**Records from a dataset**
——————

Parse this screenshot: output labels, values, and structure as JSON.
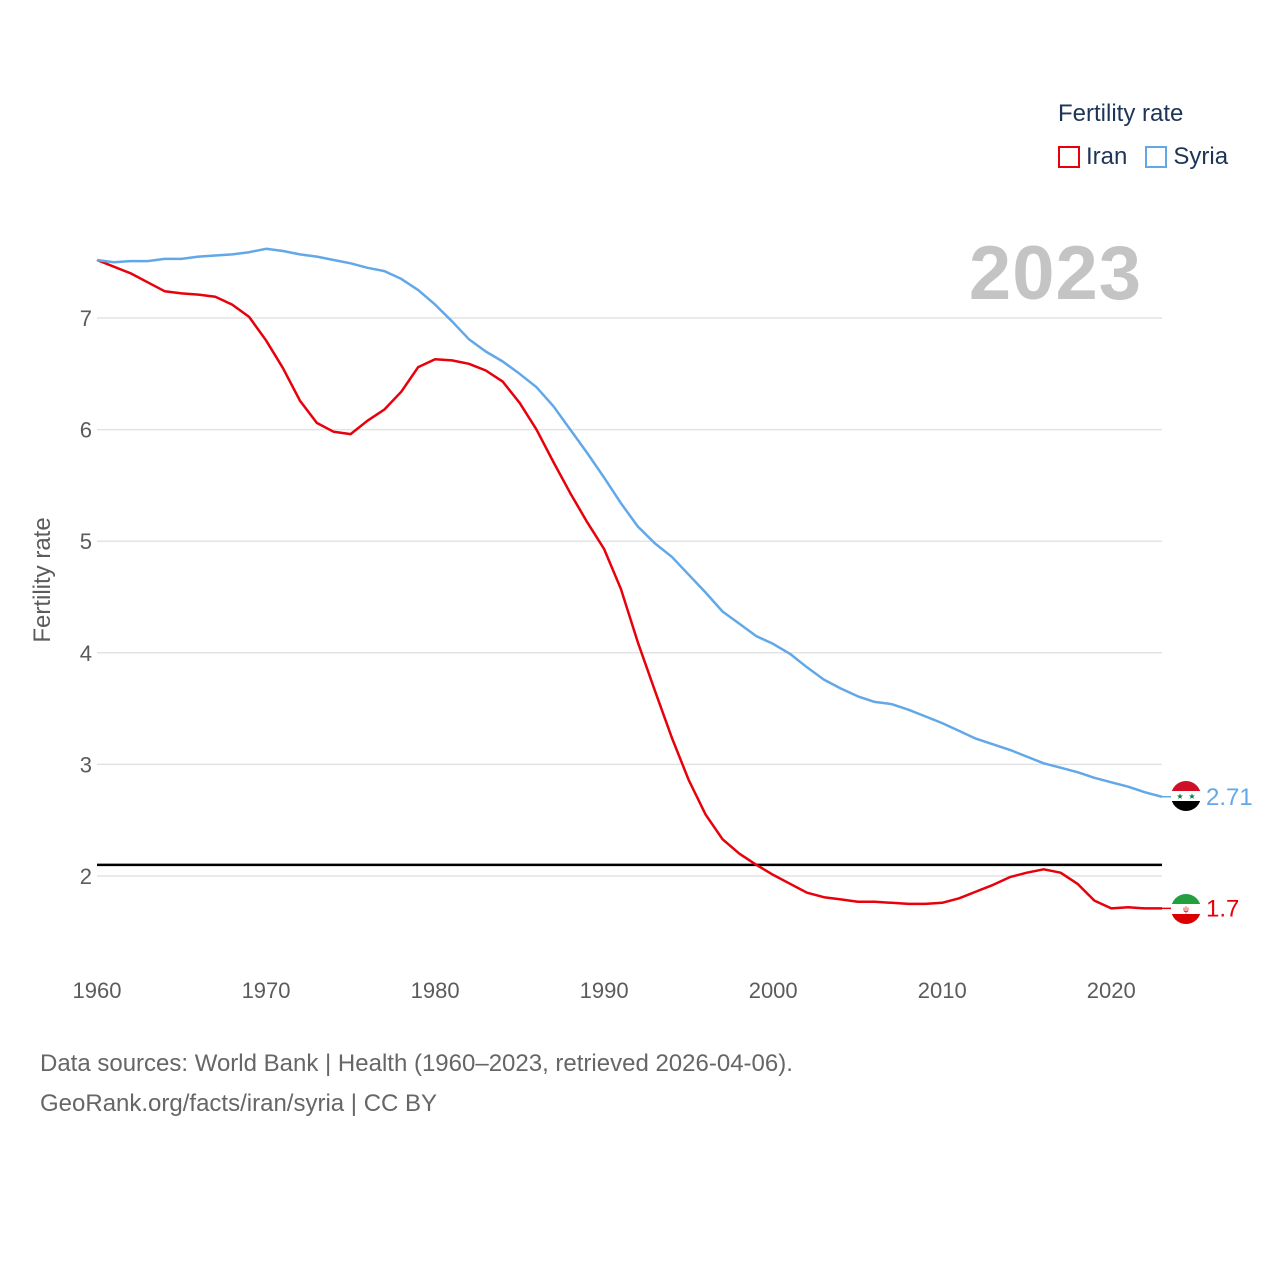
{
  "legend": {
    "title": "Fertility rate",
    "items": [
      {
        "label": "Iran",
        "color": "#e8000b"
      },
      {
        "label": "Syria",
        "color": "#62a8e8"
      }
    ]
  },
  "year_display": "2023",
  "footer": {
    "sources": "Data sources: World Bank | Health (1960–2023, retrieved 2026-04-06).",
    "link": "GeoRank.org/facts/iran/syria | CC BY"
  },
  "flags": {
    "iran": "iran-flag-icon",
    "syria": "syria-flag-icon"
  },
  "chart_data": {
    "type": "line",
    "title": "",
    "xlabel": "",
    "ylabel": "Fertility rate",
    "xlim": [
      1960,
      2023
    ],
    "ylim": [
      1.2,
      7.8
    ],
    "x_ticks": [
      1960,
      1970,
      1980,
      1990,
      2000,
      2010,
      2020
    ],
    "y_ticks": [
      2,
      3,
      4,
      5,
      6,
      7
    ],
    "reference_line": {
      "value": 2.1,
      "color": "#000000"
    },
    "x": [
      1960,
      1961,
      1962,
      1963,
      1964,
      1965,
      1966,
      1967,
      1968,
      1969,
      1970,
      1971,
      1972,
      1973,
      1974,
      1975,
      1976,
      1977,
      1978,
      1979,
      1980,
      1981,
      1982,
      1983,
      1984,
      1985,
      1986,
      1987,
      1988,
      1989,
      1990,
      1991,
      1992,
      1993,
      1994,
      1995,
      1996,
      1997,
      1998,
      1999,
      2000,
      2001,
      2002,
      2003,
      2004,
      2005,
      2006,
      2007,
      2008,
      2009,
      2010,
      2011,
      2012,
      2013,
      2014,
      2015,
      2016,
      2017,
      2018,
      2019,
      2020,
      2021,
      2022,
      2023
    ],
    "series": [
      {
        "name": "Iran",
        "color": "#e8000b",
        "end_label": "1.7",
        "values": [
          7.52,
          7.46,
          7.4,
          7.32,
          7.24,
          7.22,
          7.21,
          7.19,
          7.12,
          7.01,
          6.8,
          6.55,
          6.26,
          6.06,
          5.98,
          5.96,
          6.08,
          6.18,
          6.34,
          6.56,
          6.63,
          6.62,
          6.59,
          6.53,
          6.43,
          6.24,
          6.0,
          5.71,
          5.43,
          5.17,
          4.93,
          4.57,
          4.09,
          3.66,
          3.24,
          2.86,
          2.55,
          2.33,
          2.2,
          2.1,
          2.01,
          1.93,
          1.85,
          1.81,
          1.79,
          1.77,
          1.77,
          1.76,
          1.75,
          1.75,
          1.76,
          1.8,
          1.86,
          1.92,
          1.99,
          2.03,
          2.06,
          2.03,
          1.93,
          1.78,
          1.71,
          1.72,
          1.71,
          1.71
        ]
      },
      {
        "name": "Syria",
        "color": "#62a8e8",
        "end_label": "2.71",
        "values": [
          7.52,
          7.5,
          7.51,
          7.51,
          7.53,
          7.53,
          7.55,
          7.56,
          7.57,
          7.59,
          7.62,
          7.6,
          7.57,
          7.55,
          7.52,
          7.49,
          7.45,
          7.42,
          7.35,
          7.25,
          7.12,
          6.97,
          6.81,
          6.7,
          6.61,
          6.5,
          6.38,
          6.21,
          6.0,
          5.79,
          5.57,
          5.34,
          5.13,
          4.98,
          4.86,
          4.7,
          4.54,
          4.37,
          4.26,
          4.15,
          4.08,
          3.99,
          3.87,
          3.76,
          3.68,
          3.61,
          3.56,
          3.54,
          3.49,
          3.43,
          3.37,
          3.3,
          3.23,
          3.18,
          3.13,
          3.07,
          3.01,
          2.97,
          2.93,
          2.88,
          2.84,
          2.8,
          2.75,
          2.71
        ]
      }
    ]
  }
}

——————

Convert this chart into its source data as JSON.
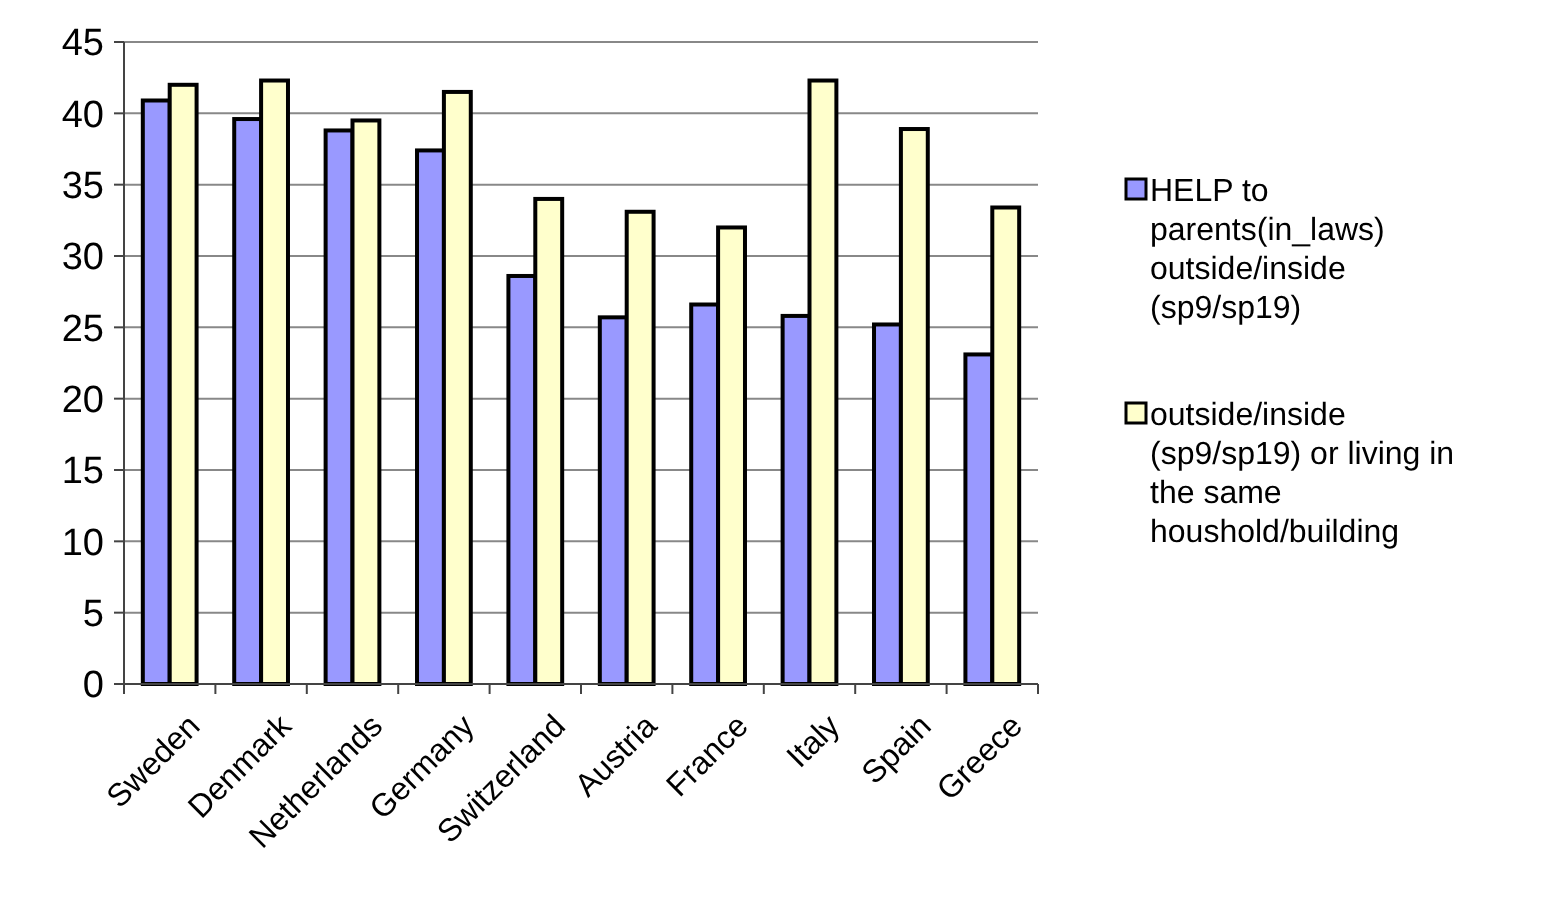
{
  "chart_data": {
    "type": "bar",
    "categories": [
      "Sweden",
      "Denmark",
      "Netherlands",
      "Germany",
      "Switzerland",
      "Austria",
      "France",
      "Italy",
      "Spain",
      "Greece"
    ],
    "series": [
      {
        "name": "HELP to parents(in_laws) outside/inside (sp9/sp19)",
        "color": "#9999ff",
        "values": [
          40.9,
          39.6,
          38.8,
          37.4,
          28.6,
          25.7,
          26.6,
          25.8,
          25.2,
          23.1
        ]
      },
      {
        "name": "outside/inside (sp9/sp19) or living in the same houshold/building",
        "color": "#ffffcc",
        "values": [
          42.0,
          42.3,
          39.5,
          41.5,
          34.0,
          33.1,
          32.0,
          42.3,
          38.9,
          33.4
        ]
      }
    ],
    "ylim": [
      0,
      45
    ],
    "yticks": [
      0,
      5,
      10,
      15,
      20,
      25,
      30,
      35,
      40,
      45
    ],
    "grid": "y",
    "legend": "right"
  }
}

——————

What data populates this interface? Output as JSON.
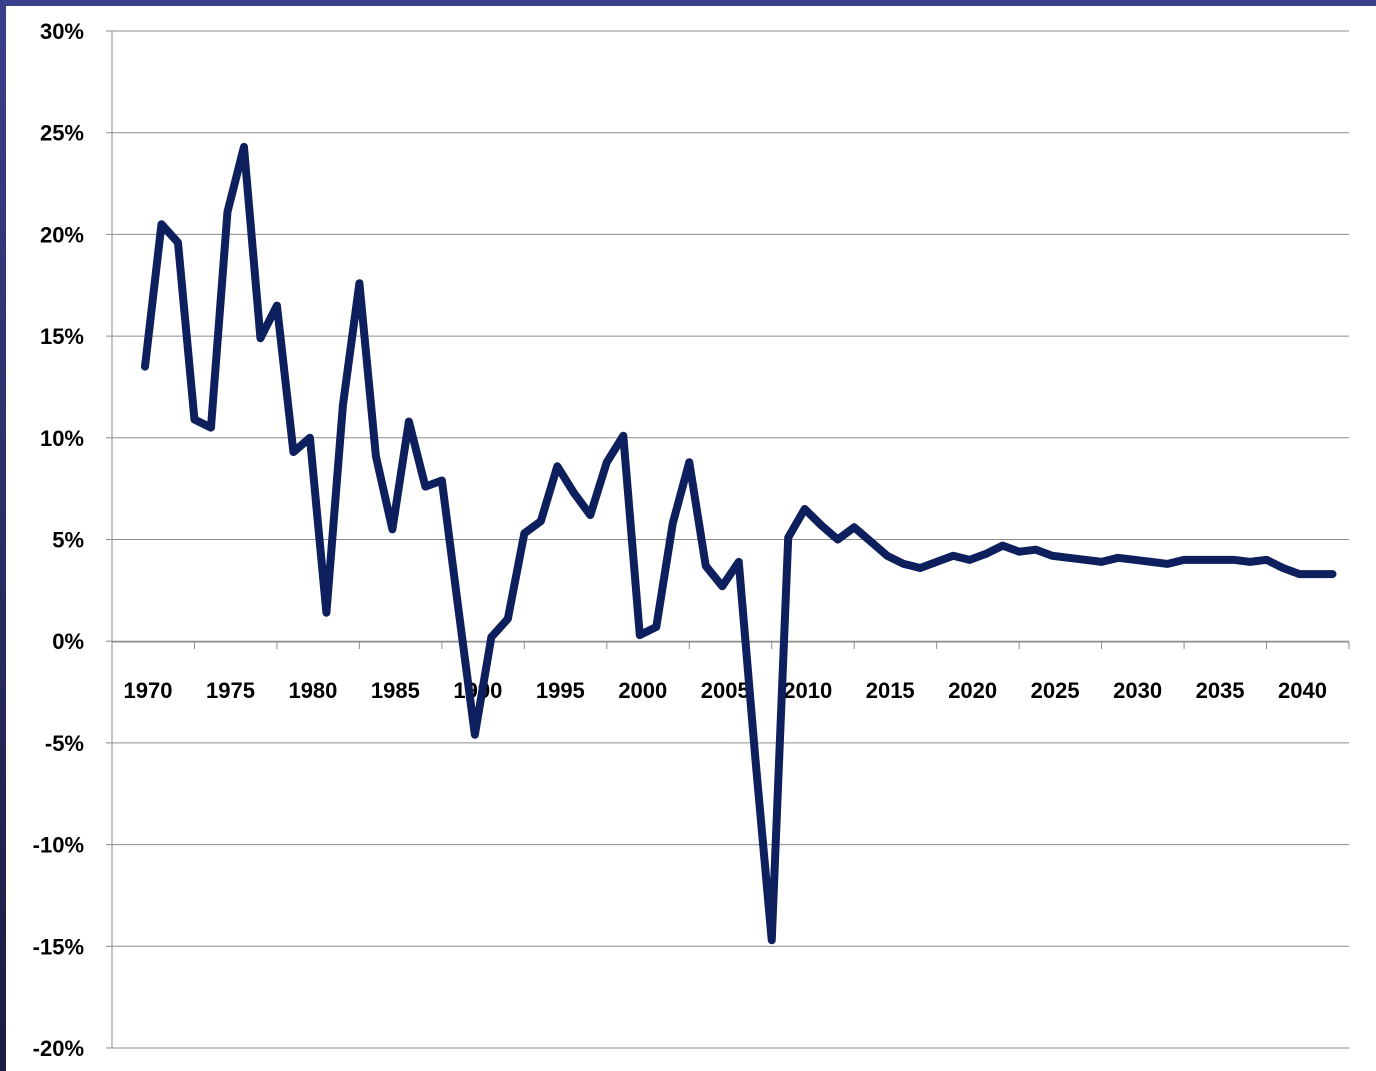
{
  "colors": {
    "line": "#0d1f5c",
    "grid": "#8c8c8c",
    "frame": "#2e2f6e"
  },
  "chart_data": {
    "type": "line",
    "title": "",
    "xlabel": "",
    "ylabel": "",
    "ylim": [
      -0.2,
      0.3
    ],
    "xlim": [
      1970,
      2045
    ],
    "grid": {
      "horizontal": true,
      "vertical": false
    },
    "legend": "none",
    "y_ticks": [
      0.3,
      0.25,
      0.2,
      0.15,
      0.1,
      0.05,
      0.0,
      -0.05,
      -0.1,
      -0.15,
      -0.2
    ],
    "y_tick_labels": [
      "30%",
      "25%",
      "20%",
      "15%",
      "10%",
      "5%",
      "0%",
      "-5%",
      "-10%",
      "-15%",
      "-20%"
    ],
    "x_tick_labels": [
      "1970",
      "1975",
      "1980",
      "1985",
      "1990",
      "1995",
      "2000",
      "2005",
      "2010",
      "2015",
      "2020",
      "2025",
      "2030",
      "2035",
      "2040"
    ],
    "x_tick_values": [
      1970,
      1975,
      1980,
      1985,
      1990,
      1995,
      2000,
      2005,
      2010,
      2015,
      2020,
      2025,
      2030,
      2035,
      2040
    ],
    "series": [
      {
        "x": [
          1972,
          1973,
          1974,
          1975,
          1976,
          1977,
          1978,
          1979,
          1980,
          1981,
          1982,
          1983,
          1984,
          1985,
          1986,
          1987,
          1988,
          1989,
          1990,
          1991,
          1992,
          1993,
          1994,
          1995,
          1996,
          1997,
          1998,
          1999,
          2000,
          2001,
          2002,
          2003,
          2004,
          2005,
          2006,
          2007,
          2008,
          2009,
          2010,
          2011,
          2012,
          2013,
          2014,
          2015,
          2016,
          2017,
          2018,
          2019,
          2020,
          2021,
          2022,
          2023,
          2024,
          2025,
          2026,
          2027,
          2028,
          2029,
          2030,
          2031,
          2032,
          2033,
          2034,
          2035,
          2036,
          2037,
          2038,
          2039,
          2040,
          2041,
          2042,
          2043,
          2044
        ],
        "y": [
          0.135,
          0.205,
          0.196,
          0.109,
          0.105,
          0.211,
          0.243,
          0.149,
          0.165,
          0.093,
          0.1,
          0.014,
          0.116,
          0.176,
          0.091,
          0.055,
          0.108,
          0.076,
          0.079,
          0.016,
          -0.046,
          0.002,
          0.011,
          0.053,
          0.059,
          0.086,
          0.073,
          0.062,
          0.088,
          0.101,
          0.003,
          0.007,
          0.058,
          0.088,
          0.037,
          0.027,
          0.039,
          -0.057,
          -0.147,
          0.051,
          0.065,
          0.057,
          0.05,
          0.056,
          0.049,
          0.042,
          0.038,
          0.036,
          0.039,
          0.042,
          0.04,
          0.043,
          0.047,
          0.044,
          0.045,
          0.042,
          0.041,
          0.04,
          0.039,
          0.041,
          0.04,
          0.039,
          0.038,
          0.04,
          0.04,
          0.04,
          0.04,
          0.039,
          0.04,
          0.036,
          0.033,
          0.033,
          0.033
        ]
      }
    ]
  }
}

——————

**Stated problem**
Every line in the data above that contains "inside" needs to be copied.

**Response**
        "name": "HELP to parents(in_laws) outside/inside (sp9/sp19)",
        "name": "outside/inside (sp9/sp19) or living in the same houshold/building",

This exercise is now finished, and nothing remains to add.